▶ _Problem requirements_
Take each line containing "mime" and report it exactly as written.

▶ _Raw records_
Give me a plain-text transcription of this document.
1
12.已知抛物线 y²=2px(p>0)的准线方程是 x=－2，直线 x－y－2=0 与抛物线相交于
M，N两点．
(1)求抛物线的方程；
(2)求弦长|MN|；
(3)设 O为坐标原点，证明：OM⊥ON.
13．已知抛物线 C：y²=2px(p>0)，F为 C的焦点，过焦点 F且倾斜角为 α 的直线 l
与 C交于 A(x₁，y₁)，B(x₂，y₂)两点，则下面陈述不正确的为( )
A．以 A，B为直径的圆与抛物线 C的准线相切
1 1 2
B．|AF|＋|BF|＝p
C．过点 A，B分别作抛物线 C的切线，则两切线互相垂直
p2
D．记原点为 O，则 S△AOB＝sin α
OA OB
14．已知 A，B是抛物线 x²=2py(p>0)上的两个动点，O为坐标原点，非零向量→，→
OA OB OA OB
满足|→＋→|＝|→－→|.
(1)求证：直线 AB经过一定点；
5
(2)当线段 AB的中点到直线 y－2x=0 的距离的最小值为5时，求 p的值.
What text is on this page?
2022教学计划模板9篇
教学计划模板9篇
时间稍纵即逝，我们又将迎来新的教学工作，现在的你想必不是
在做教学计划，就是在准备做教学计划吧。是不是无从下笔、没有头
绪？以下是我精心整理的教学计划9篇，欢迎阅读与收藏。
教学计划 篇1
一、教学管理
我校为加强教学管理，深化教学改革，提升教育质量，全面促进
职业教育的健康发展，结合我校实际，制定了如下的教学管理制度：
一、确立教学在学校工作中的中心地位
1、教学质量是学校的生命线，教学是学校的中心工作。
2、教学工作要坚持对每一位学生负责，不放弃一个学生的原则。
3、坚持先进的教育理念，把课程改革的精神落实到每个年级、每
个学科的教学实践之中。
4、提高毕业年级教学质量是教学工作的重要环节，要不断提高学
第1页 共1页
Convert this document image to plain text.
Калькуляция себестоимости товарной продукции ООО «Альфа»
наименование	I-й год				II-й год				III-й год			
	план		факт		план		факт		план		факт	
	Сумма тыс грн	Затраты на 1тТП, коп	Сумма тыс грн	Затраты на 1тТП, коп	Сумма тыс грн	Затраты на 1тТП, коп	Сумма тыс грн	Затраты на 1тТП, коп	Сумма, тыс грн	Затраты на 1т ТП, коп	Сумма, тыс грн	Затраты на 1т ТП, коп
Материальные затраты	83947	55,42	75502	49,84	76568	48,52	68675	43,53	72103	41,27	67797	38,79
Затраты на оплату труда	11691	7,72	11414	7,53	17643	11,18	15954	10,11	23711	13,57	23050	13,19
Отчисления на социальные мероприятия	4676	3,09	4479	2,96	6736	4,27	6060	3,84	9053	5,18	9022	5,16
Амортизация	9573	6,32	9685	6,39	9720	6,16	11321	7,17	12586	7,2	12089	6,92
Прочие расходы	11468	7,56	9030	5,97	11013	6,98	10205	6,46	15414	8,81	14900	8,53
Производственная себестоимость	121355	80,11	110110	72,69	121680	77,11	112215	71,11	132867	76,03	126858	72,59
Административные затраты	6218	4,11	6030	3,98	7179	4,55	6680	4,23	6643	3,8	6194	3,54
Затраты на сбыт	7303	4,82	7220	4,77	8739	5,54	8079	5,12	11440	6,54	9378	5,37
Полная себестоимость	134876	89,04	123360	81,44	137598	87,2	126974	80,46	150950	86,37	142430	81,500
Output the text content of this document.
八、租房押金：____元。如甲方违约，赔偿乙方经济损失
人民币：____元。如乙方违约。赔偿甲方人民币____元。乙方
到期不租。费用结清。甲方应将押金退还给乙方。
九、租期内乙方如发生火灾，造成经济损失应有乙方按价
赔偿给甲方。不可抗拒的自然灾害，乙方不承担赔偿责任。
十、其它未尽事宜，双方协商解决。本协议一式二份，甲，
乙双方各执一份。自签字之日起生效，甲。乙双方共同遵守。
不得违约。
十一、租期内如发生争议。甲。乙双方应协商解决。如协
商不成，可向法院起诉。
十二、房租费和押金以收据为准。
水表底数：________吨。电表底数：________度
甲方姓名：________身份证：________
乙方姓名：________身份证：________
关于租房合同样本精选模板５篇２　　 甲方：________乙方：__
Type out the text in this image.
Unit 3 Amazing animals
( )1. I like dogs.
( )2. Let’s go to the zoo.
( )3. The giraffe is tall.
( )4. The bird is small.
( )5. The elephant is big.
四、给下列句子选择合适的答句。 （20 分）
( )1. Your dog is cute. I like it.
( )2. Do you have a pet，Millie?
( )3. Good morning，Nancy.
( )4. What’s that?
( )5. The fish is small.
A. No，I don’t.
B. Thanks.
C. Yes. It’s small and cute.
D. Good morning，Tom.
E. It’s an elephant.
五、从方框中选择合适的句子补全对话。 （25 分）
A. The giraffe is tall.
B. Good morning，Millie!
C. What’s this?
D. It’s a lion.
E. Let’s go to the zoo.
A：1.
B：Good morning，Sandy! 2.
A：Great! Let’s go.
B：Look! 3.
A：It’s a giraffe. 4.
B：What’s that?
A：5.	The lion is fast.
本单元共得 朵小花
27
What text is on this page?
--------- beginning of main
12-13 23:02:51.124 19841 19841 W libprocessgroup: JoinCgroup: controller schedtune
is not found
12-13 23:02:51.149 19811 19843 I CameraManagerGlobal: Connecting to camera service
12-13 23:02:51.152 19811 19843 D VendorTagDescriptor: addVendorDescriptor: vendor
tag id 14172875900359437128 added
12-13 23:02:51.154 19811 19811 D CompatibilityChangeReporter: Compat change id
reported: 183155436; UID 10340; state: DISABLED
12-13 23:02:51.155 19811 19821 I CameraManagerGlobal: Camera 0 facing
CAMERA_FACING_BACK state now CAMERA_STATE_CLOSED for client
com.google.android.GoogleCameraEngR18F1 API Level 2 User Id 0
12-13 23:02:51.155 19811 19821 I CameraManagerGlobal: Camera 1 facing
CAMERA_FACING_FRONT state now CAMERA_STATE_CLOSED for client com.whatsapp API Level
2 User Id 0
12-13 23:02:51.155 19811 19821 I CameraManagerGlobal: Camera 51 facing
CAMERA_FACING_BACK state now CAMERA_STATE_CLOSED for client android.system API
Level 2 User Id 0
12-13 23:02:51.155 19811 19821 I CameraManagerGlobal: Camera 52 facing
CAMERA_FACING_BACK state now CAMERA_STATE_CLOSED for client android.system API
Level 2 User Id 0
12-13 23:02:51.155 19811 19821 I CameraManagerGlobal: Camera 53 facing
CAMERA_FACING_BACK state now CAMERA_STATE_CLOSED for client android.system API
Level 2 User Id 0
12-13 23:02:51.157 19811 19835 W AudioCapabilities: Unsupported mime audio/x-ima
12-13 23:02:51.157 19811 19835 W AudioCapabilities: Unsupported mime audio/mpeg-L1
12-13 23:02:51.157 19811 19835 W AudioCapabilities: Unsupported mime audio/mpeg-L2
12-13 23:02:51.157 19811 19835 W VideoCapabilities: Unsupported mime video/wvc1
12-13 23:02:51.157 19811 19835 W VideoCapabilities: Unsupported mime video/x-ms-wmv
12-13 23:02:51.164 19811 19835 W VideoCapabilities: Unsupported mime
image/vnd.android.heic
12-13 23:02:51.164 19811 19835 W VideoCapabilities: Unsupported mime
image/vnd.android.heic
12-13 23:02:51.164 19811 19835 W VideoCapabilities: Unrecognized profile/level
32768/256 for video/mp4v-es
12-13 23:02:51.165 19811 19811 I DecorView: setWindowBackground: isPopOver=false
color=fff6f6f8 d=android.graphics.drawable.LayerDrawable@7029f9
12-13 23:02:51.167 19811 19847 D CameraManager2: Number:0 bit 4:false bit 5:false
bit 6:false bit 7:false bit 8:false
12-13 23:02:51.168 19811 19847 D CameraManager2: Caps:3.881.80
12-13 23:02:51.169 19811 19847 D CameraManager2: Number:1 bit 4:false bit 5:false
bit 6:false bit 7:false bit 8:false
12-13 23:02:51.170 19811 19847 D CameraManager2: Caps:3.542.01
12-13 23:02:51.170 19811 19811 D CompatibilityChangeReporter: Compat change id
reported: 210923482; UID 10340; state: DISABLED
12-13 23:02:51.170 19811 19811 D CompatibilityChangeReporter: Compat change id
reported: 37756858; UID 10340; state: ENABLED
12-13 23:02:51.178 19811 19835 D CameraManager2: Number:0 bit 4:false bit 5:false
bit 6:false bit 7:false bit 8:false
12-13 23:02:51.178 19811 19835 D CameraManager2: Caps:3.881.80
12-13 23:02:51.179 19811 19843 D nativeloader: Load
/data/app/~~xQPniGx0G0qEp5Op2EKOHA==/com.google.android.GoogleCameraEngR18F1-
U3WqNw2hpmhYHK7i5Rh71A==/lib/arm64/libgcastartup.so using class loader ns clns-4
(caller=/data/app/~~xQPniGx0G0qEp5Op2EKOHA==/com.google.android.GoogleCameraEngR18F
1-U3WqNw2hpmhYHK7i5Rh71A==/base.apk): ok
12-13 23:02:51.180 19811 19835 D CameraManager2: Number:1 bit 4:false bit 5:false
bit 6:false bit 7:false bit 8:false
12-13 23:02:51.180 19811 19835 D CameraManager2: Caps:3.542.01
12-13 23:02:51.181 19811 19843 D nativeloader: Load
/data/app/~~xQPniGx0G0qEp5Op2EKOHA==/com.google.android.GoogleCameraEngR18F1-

▶ _Response for this exercise_
12-13 23:02:51.157 19811 19835 W AudioCapabilities: Unsupported mime audio/x-ima
12-13 23:02:51.157 19811 19835 W AudioCapabilities: Unsupported mime audio/mpeg-L1
12-13 23:02:51.157 19811 19835 W AudioCapabilities: Unsupported mime audio/mpeg-L2
12-13 23:02:51.157 19811 19835 W VideoCapabilities: Unsupported mime video/wvc1
12-13 23:02:51.157 19811 19835 W VideoCapabilities: Unsupported mime video/x-ms-wmv
12-13 23:02:51.164 19811 19835 W VideoCapabilities: Unsupported mime
12-13 23:02:51.164 19811 19835 W VideoCapabilities: Unsupported mime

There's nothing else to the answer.